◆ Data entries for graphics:
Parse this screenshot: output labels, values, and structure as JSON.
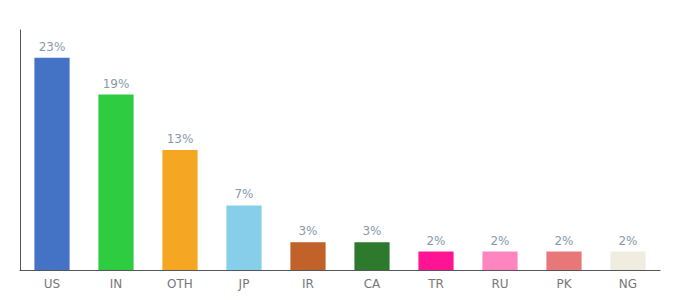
{
  "chart_data": {
    "type": "bar",
    "categories": [
      "US",
      "IN",
      "OTH",
      "JP",
      "IR",
      "CA",
      "TR",
      "RU",
      "PK",
      "NG"
    ],
    "values": [
      23,
      19,
      13,
      7,
      3,
      3,
      2,
      2,
      2,
      2
    ],
    "value_labels": [
      "23%",
      "19%",
      "13%",
      "7%",
      "3%",
      "3%",
      "2%",
      "2%",
      "2%",
      "2%"
    ],
    "colors": [
      "#4472c4",
      "#2ecc40",
      "#f5a623",
      "#87ceeb",
      "#c0622a",
      "#2d7a2d",
      "#ff1493",
      "#ff85c0",
      "#e87878",
      "#f0ede0"
    ],
    "ylim": [
      0,
      26
    ],
    "data_labels": true,
    "tick_labels": "x",
    "grid": false
  }
}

◆ What you need to do: All of the entries above should be duplicated exactly, except for the pictures.

◆ Output for this exercise:
Parse this screenshot: output labels, values, and structure as JSON.
{
  "chart_data": {
    "type": "bar",
    "categories": [
      "US",
      "IN",
      "OTH",
      "JP",
      "IR",
      "CA",
      "TR",
      "RU",
      "PK",
      "NG"
    ],
    "values": [
      23,
      19,
      13,
      7,
      3,
      3,
      2,
      2,
      2,
      2
    ],
    "value_labels": [
      "23%",
      "19%",
      "13%",
      "7%",
      "3%",
      "3%",
      "2%",
      "2%",
      "2%",
      "2%"
    ],
    "colors": [
      "#4472c4",
      "#2ecc40",
      "#f5a623",
      "#87ceeb",
      "#c0622a",
      "#2d7a2d",
      "#ff1493",
      "#ff85c0",
      "#e87878",
      "#f0ede0"
    ],
    "ylim": [
      0,
      26
    ],
    "data_labels": true,
    "tick_labels": "x",
    "grid": false
  }
}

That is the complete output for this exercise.